• [Supplied data]
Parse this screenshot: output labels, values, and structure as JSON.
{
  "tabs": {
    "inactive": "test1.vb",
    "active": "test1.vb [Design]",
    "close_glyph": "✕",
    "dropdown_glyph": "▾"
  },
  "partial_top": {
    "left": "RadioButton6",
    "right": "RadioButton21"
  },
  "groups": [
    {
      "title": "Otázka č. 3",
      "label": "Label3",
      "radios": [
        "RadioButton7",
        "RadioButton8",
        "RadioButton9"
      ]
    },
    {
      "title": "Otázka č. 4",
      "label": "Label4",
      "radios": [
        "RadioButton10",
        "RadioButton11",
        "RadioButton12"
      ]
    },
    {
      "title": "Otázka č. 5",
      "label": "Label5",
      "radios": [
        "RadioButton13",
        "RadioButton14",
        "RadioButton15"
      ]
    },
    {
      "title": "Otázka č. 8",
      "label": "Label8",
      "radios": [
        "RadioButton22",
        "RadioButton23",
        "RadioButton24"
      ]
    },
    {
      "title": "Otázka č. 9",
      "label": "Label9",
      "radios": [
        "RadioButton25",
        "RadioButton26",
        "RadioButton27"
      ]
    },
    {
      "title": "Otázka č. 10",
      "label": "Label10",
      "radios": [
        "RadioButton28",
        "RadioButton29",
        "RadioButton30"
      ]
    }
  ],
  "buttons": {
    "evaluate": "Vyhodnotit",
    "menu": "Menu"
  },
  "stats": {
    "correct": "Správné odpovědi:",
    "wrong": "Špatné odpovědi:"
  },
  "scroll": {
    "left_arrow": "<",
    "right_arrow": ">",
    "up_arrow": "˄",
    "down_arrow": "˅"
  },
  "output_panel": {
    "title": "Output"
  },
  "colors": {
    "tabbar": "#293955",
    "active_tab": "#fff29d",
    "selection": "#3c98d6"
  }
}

• [Task objective]
Return each entry from above without altering a single character.

• [Answer to this problem]
Parse this screenshot: output labels, values, and structure as JSON.
{
  "tabs": {
    "inactive": "test1.vb",
    "active": "test1.vb [Design]",
    "close_glyph": "✕",
    "dropdown_glyph": "▾"
  },
  "partial_top": {
    "left": "RadioButton6",
    "right": "RadioButton21"
  },
  "groups": [
    {
      "title": "Otázka č. 3",
      "label": "Label3",
      "radios": [
        "RadioButton7",
        "RadioButton8",
        "RadioButton9"
      ]
    },
    {
      "title": "Otázka č. 4",
      "label": "Label4",
      "radios": [
        "RadioButton10",
        "RadioButton11",
        "RadioButton12"
      ]
    },
    {
      "title": "Otázka č. 5",
      "label": "Label5",
      "radios": [
        "RadioButton13",
        "RadioButton14",
        "RadioButton15"
      ]
    },
    {
      "title": "Otázka č. 8",
      "label": "Label8",
      "radios": [
        "RadioButton22",
        "RadioButton23",
        "RadioButton24"
      ]
    },
    {
      "title": "Otázka č. 9",
      "label": "Label9",
      "radios": [
        "RadioButton25",
        "RadioButton26",
        "RadioButton27"
      ]
    },
    {
      "title": "Otázka č. 10",
      "label": "Label10",
      "radios": [
        "RadioButton28",
        "RadioButton29",
        "RadioButton30"
      ]
    }
  ],
  "buttons": {
    "evaluate": "Vyhodnotit",
    "menu": "Menu"
  },
  "stats": {
    "correct": "Správné odpovědi:",
    "wrong": "Špatné odpovědi:"
  },
  "scroll": {
    "left_arrow": "<",
    "right_arrow": ">",
    "up_arrow": "˄",
    "down_arrow": "˅"
  },
  "output_panel": {
    "title": "Output"
  },
  "colors": {
    "tabbar": "#293955",
    "active_tab": "#fff29d",
    "selection": "#3c98d6"
  }
}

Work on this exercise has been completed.